» Excerpt to read
>> Start

Signature: \( (k,s) \)

### Signature verification

\begin{aligned} &\frac{z}{s} \cdot G + \frac{k}{s} \cdot X \Leftrightarrow \\ &\frac{z+kx}{s} \cdot G \Leftrightarrow \\ &\frac{(z+kx)\cdot r}{z+kx} \cdot G \Leftrightarrow \\ &r \cdot G \\ &(k_v, y) = r \cdot G \end{aligned}

Verifies if \(k_v\) is equal to \(k\)

It is important that the nonce is unique for each signature. If it is known that the same nonce is reused for multiple messages, the private key is exposed like this:

\begin{aligned} &s = \frac{z+kx}{r} \\ &s' = \frac{z'+kx}{r} \\ &\frac{sz'-s'z}{k(s'-s)} \Leftrightarrow \\ &\frac{r(zz'+kxz'-z'z - kxz)}{r(kz'-kz)} \Leftrightarrow \\ &\frac{x(kz'-kz)}{kz'-kz} \Leftrightarrow x \end{aligned}

To tackle this, RFC6979 was created to create a deterministic nonce which dependends on the message \(\mathbf{M}\).

A second problem with ECDSA is malleability. Because only the X coordinate of the point \(r\cdot G\) is used, the negative value of the signature is also a valid signature. Before the introduction of the SegWit protocol change in Bitcoin, the signature was used as part of the transaction id. By modifying the signature this way a different transaction id can be generated by someone without the private key. Remember that the negative value of a curve point is its reflection on the X axis. The malleability is pretty obvious. If you do the verification steps with \((k,-s)\) you end up with the curve point \(-r\cdot G\) which is the same as \(-(r\cdot G)\) which is the reflection of the original point on the X axis, thus having the same X coordinate (\(k\)).

>> End

» Extracted information
>> Start

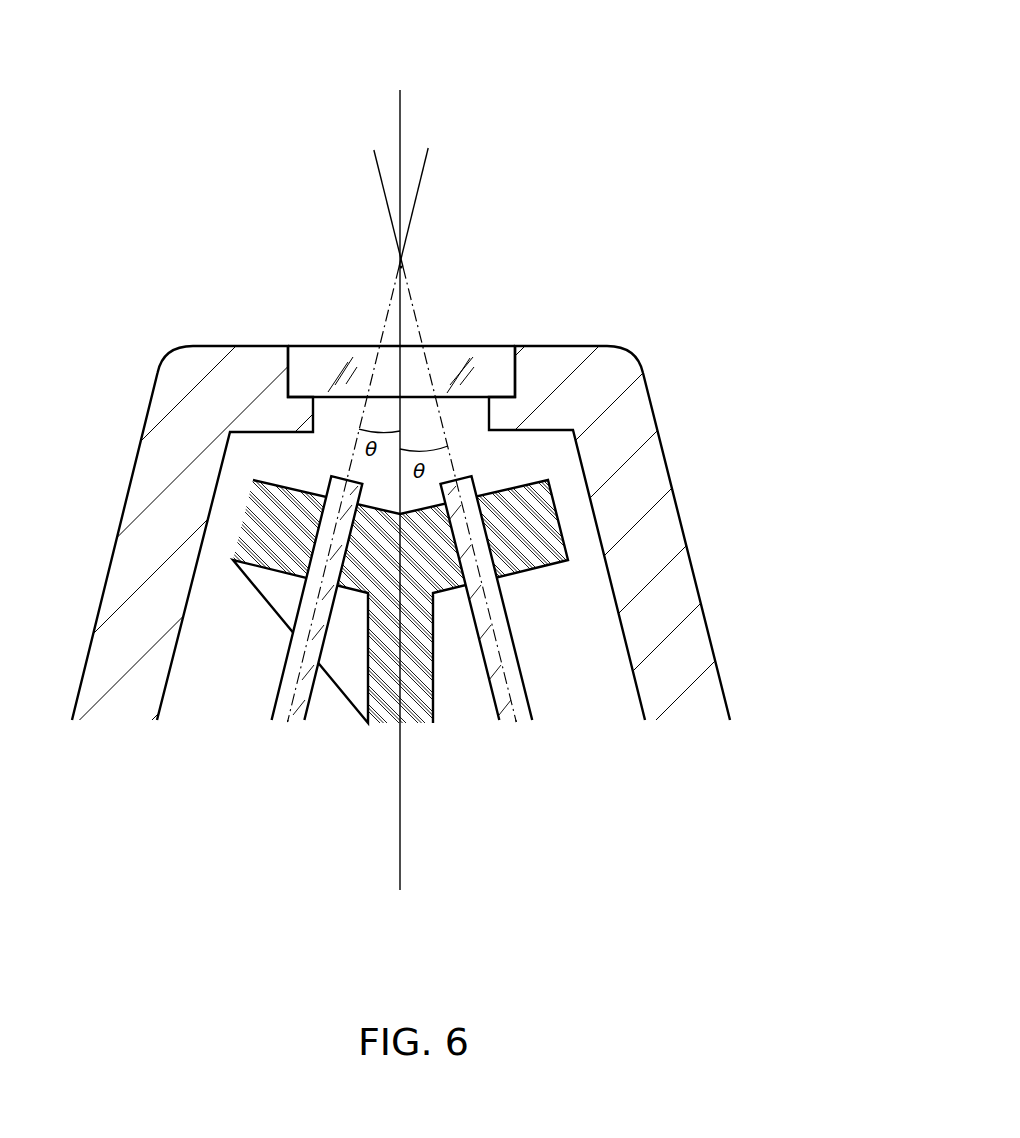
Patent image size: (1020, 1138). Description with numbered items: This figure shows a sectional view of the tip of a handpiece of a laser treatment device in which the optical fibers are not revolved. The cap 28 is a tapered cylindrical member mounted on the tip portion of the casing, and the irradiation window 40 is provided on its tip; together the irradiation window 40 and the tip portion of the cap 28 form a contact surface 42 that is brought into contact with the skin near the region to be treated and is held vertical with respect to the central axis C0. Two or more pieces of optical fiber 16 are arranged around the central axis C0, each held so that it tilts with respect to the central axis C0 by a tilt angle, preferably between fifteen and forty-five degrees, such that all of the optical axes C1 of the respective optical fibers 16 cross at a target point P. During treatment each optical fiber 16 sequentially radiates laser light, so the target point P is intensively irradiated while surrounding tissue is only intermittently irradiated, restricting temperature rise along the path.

The optical fiber 16 is at (298, 664).
The cap 28 is at (657, 540).
The irradiation window 40 is at (316, 372).
The contact surface 42 is at (235, 346).
The central axis C0 is at (400, 118).
The optical axis C1 is at (375, 180).
The target point P is at (403, 267).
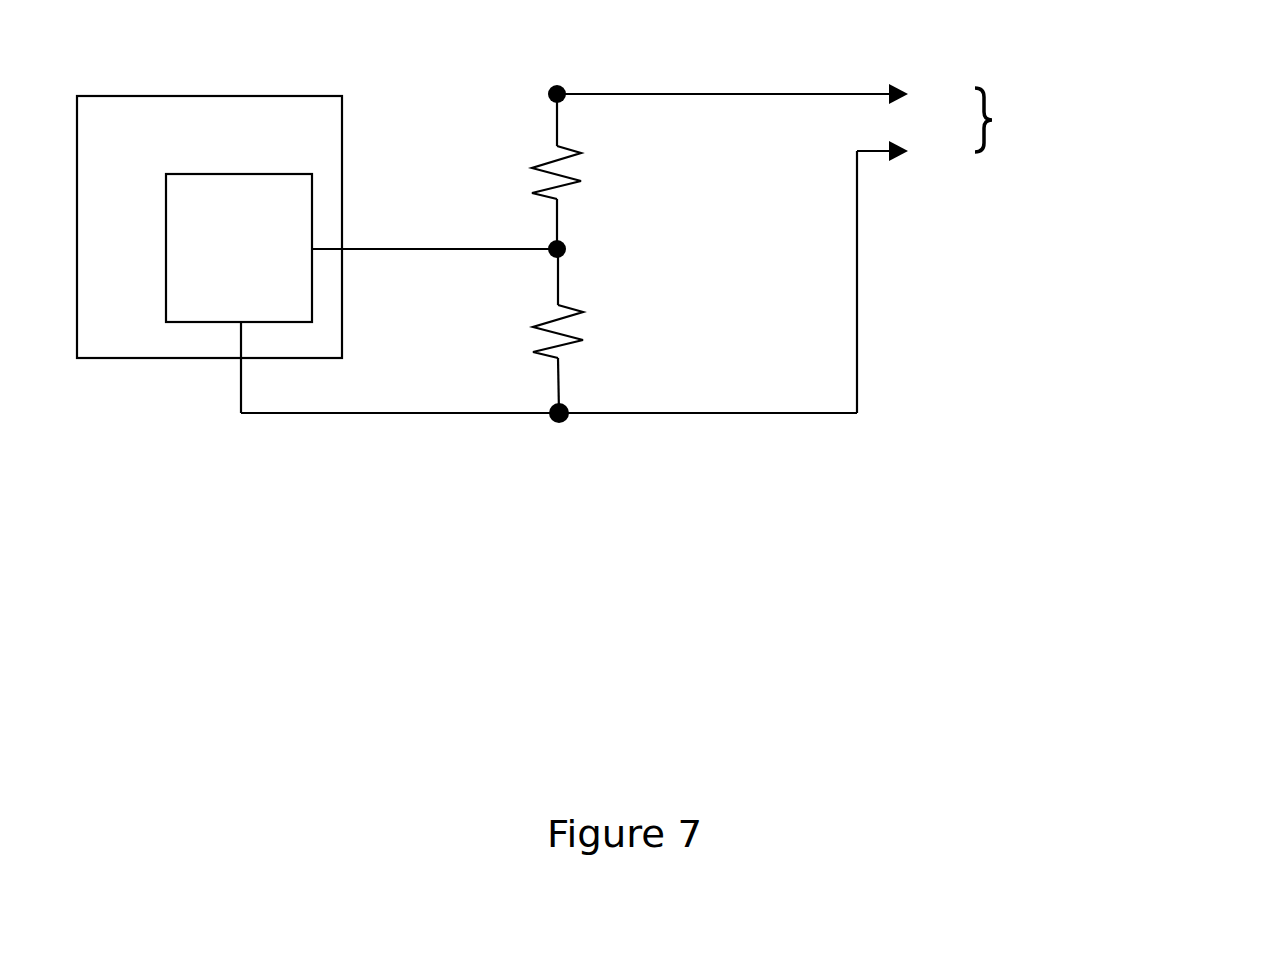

>> End

» Required work
1. In the ECDSA signature text, what did the signature form part of in Bitcoin before the SegWit protocol change?
2. Pick up the ECDSA signature text after its final sentence and keep writing it.

» Expected answers
1. The transaction id.

2.
## Schnorr signatures

With the activation of Taproot in 2021, a few new mechanisms were introduced in the Bitcoin consensus protocol, one of which is Schnorr signatures. This is the original signature algorithm by Claus Schnorr which is now patent free. The algorithm is quite a bit simpler than ECDSA:

### Signature creation

\begin{aligned} x &\leftarrow \{1..n\}\phantom{A}\text{(integer, private key, n is group size)} \\ X &= x \cdot G \phantom{A}\text{(public key)} \\ r &\leftarrow \{1..n\}\phantom{A}\text{(nonce, random integer)} \\ R &= r\cdot G \\ q &= \mathtt{H}(\mathbf{M}\Vert{}R) \\ s &= r - qx \end{aligned}

Signature: \( (q,s) \)

### Signature verification

\begin{aligned} R_v &= s \cdot G + q \cdot X \\ &= r \cdot G - qx \cdot G + qx \cdot G \\ &= r\cdot G \\ q_v &= \mathtt{H}(\mathbf{M}\Vert{}R_v) \end{aligned}

Verifies if $q_v$ is equal to \(q \)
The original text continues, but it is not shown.